What is expected: Search the data below for the word "title" and copy each line that holds it.

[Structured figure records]
## Start
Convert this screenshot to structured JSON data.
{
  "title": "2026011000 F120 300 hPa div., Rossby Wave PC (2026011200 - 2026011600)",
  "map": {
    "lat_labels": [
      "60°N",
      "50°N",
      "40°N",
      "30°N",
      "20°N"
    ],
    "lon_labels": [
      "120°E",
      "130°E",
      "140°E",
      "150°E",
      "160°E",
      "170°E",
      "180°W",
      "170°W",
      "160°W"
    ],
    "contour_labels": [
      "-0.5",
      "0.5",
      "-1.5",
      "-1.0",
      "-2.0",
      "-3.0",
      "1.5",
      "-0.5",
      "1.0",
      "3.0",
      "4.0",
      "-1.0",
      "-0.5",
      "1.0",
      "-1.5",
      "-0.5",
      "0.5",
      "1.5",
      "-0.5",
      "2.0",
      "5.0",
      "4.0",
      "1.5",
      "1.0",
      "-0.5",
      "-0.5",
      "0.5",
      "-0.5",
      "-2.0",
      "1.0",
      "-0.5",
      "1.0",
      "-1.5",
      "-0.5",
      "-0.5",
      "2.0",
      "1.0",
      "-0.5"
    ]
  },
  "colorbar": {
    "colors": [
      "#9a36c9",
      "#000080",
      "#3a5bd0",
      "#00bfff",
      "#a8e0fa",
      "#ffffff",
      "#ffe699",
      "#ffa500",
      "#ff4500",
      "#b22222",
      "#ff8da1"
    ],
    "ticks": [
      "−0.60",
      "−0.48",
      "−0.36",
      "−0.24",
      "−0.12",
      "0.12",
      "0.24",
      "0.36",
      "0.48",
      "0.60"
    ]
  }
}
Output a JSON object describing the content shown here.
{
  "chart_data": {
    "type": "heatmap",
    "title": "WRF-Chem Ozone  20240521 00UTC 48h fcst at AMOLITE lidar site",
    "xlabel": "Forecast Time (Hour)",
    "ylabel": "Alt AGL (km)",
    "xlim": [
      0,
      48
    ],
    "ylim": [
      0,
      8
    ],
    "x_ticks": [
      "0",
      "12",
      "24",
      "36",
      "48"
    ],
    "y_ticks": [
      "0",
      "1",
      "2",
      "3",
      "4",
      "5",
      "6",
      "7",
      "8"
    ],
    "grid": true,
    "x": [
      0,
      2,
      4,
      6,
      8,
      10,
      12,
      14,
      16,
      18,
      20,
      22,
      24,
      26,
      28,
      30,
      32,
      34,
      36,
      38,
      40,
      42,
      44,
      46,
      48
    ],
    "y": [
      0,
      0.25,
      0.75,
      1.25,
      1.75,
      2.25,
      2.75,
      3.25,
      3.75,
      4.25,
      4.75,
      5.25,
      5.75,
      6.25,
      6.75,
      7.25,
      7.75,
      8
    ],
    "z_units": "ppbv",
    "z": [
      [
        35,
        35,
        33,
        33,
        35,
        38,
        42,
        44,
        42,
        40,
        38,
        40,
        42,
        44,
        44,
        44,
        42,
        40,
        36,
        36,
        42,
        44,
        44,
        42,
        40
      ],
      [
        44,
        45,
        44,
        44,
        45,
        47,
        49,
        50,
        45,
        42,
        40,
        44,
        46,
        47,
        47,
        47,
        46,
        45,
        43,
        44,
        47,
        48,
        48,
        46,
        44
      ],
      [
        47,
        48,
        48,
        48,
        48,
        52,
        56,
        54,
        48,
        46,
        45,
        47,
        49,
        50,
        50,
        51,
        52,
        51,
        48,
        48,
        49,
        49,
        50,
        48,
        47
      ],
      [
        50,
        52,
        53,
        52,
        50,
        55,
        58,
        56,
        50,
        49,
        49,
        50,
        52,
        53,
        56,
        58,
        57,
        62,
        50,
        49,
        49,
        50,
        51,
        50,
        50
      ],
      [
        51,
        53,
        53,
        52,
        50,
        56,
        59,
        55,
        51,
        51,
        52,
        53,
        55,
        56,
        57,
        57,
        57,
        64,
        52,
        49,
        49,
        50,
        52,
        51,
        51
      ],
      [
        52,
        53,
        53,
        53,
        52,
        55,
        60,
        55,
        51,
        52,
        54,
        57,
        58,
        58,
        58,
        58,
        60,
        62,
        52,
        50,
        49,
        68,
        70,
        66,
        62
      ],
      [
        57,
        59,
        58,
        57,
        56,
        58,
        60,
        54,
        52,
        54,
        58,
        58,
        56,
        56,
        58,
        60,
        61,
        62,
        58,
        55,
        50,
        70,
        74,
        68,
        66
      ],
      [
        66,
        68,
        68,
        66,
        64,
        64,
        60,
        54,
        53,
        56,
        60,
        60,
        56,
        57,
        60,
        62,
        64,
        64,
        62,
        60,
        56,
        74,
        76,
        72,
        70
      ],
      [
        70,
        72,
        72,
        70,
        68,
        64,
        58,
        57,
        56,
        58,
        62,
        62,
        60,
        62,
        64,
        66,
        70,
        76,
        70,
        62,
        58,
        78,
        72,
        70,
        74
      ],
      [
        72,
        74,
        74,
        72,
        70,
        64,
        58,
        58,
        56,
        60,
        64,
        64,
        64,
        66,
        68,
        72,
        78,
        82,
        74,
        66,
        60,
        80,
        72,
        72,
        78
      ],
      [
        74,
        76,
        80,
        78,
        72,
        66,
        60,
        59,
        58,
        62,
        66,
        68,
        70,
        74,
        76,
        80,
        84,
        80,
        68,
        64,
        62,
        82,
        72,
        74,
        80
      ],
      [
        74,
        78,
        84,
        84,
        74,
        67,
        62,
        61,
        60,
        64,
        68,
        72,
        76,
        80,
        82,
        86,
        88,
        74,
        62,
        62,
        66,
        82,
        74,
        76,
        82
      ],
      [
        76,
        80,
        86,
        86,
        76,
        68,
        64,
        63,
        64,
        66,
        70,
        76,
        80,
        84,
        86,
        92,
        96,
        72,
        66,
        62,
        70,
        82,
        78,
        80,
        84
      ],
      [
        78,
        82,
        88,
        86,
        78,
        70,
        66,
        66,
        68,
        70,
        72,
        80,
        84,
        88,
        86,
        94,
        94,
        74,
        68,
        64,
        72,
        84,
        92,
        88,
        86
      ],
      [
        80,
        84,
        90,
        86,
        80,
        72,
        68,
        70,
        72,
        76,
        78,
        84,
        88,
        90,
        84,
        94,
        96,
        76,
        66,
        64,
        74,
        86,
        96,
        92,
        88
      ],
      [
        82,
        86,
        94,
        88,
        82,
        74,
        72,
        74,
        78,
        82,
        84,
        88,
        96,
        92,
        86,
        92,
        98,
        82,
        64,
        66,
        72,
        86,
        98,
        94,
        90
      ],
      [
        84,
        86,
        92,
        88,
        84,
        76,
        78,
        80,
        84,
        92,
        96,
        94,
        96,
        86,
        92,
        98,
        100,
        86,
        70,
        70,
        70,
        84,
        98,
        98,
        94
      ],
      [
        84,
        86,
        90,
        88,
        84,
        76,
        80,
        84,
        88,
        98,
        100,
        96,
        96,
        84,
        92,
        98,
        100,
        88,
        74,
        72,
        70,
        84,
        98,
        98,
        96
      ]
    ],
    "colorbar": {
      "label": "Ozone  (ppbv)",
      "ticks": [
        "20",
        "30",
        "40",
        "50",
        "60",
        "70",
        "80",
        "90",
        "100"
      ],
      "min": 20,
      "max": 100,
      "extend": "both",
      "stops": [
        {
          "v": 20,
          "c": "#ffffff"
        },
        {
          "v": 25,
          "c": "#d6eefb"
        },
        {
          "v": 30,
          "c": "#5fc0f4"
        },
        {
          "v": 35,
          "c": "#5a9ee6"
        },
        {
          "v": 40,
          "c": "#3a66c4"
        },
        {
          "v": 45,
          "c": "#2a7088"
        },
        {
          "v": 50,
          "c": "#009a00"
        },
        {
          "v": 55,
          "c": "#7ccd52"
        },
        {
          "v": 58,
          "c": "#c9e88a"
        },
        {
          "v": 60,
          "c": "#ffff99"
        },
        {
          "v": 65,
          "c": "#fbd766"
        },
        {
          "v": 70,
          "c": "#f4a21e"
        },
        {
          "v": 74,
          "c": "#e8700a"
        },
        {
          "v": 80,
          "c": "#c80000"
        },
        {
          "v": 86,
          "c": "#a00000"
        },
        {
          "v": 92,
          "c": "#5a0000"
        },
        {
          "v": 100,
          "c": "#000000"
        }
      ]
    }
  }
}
## End
Full response:
  "title": "2026011000 F120 300 hPa div., Rossby Wave PC (2026011200 - 2026011600)",
    "title": "WRF-Chem Ozone  20240521 00UTC 48h fcst at AMOLITE lidar site",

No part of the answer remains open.